What you are asked to do: Return each line that holds the word "sure".

Recorded data:
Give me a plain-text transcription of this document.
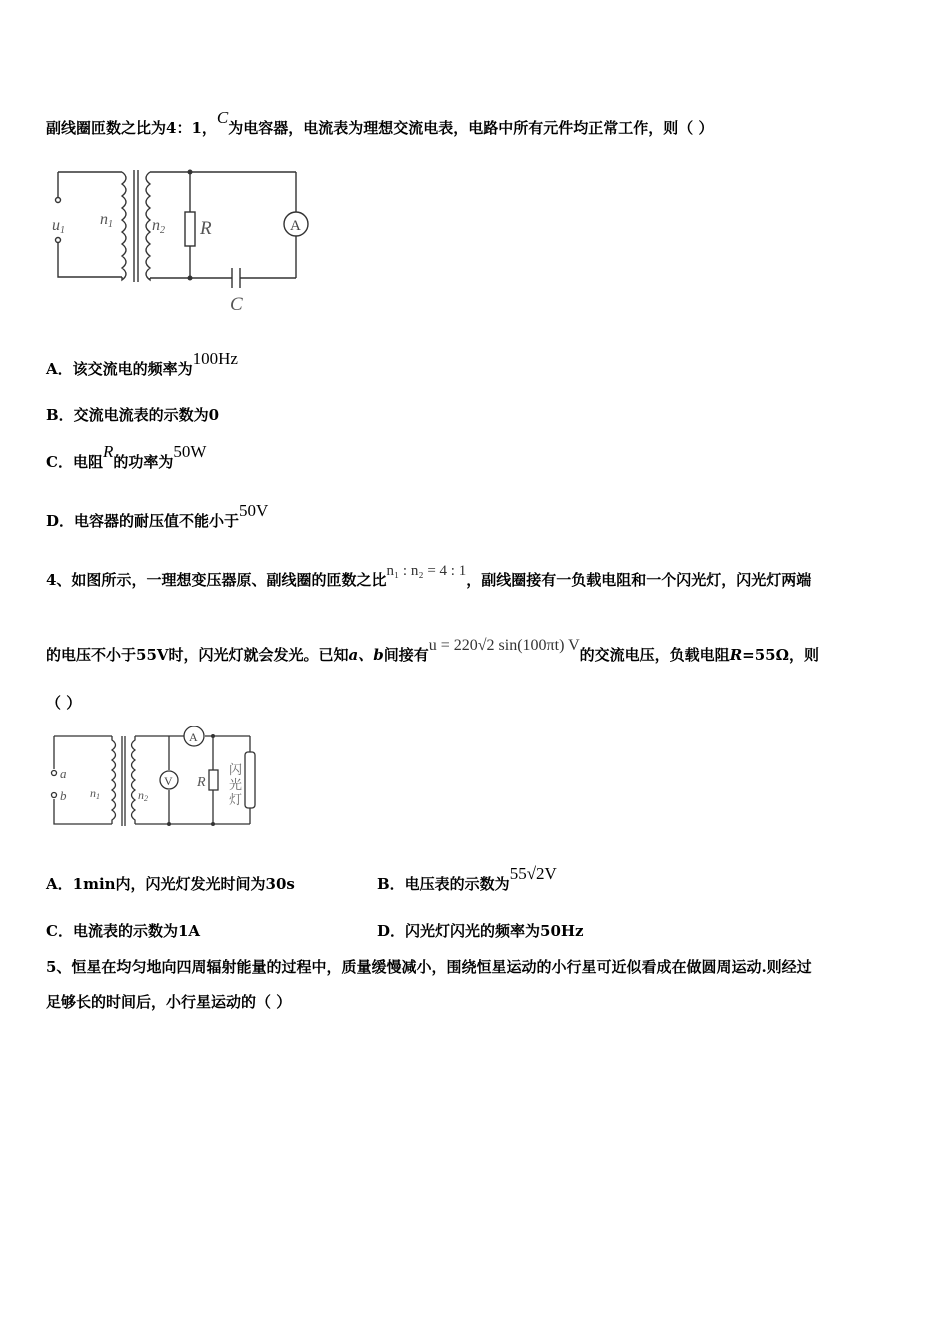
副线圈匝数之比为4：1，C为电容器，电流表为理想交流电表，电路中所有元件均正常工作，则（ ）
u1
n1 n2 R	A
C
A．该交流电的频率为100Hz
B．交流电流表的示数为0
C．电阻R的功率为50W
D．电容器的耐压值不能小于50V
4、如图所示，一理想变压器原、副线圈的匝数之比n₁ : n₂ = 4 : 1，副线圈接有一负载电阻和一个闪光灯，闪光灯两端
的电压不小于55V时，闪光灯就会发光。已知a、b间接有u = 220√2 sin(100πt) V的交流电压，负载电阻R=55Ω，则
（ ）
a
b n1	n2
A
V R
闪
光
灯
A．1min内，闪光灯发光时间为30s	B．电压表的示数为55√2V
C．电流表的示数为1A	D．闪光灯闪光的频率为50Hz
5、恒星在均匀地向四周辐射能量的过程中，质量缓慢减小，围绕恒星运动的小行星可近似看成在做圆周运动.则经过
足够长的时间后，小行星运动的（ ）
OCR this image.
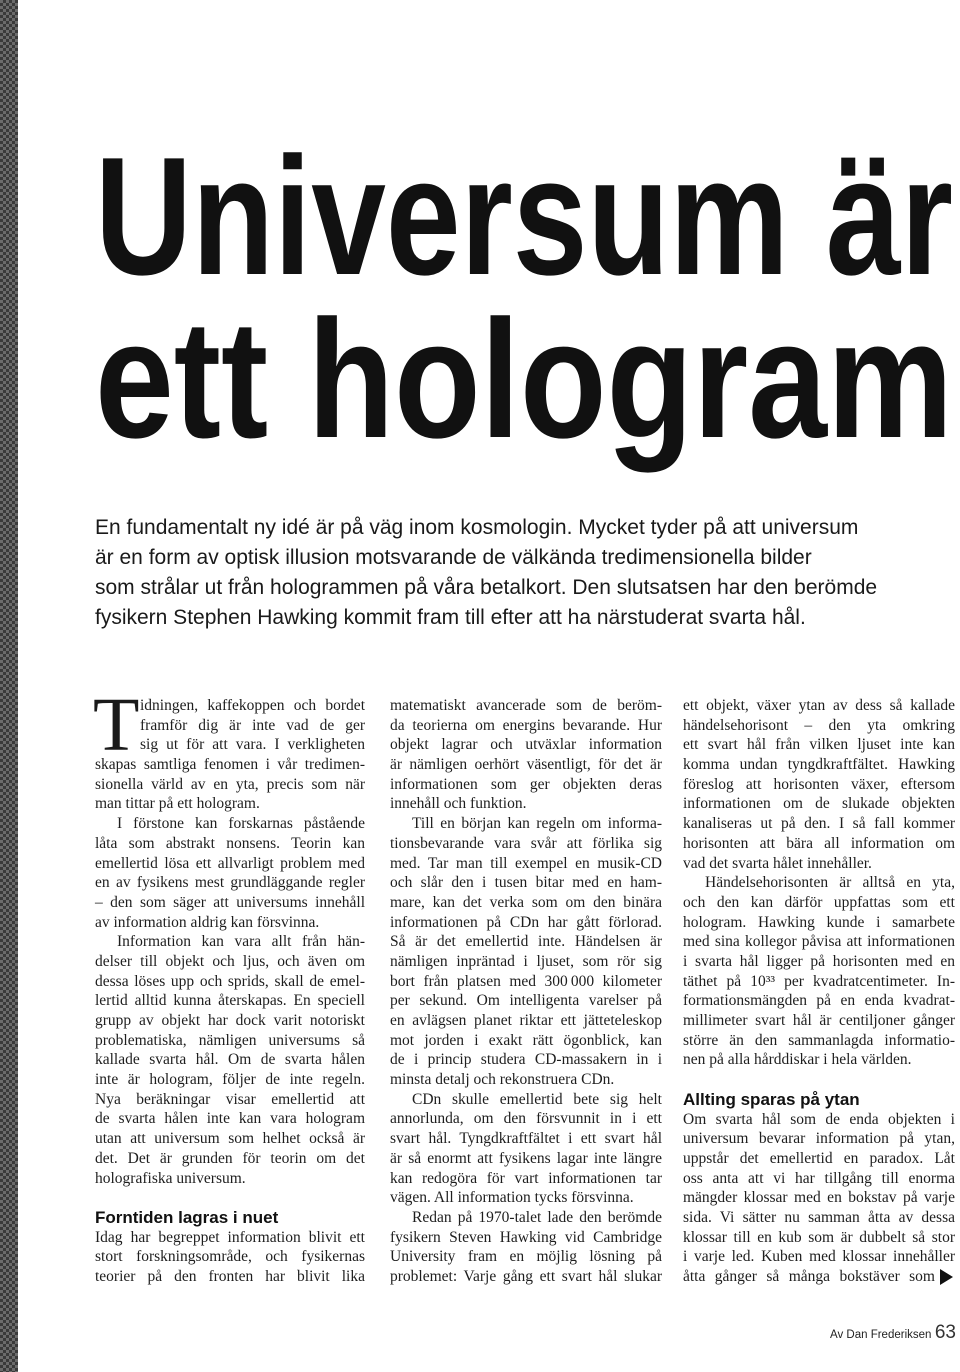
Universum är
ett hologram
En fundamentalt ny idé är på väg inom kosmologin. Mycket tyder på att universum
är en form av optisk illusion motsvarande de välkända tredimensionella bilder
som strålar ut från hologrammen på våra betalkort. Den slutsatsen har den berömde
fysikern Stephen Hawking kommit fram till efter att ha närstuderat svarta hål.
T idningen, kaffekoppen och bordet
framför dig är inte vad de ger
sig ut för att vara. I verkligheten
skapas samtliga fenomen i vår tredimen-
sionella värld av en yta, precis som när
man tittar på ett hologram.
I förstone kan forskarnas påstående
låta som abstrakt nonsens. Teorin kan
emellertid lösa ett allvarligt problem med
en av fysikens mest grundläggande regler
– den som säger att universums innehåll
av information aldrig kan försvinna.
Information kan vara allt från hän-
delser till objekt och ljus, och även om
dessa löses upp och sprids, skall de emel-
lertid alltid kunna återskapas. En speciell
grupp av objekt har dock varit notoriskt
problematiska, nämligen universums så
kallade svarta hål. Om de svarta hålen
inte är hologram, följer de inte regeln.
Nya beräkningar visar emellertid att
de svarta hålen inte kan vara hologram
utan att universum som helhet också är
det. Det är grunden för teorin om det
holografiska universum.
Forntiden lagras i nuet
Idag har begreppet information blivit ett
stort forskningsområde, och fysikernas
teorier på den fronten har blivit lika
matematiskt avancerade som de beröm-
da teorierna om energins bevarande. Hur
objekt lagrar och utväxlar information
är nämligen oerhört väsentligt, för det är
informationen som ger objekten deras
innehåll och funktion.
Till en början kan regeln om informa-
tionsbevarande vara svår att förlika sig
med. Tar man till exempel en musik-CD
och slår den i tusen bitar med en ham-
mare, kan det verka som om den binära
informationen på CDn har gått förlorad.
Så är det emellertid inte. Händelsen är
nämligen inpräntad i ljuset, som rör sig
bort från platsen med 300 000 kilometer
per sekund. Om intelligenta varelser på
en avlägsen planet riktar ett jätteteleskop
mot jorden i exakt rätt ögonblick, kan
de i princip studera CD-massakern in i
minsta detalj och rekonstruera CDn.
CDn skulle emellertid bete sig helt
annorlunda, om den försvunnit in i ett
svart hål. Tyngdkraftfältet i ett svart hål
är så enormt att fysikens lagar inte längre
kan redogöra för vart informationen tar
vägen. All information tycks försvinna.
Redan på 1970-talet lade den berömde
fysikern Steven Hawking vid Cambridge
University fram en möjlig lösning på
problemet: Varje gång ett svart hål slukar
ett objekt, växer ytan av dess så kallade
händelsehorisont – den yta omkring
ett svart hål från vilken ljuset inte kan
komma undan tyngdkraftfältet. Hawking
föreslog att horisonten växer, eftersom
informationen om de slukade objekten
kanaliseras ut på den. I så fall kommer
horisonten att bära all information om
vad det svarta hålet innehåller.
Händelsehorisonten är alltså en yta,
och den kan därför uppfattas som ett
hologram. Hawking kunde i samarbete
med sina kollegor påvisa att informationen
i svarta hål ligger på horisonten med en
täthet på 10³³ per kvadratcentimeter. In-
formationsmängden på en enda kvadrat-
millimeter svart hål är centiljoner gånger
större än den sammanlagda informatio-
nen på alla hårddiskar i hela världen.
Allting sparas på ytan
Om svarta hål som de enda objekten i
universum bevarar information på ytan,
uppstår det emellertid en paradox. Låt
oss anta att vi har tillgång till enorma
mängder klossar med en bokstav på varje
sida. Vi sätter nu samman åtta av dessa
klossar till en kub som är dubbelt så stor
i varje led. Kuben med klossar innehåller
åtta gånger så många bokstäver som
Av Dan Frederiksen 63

...

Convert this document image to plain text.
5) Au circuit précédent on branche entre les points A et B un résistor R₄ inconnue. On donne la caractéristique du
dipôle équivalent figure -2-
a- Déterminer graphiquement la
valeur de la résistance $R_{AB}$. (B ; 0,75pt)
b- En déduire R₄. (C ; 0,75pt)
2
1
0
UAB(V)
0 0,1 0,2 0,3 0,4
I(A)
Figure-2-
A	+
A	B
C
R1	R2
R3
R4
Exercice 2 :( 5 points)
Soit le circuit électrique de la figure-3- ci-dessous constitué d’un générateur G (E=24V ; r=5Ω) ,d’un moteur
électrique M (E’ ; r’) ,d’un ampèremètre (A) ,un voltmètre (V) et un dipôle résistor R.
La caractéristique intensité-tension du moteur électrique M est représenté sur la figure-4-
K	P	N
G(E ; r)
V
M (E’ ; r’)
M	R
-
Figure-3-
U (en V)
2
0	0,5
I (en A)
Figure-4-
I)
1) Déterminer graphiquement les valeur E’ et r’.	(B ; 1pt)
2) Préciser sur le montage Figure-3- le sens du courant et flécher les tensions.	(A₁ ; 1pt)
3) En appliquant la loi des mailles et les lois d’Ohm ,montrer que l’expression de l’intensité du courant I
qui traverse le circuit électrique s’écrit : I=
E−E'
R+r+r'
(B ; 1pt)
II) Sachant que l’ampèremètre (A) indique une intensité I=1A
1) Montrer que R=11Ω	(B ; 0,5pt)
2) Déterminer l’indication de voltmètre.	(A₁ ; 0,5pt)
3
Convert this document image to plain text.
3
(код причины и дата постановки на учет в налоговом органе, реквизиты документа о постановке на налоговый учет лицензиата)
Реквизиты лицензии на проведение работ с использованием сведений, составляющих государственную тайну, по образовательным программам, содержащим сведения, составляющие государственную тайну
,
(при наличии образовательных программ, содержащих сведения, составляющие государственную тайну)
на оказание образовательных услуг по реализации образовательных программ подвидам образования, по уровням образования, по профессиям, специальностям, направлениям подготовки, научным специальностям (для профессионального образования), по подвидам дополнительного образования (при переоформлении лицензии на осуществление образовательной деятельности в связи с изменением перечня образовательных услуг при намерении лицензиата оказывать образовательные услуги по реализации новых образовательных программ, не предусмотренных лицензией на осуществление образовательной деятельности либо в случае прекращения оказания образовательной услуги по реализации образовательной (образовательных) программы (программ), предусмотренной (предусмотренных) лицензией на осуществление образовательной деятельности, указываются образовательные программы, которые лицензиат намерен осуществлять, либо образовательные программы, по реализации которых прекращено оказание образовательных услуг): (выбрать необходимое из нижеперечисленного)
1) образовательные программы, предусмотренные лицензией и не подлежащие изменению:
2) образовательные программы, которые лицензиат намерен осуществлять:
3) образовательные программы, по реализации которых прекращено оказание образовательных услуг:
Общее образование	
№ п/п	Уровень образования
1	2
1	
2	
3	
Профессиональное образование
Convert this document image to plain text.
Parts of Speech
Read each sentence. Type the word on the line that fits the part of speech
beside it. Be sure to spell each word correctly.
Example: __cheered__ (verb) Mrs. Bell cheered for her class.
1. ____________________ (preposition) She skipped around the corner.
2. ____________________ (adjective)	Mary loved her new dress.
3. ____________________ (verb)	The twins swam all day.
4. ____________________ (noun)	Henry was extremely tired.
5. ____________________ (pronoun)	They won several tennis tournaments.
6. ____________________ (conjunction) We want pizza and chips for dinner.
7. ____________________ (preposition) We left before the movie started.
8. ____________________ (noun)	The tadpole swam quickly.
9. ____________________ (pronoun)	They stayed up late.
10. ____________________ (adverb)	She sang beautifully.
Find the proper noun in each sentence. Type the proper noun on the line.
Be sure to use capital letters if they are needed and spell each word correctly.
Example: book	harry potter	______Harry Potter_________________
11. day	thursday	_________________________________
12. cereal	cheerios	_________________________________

Answer:
beside it. Be sure to spell each word correctly.
Be sure to use capital letters if they are needed and spell each word correctly.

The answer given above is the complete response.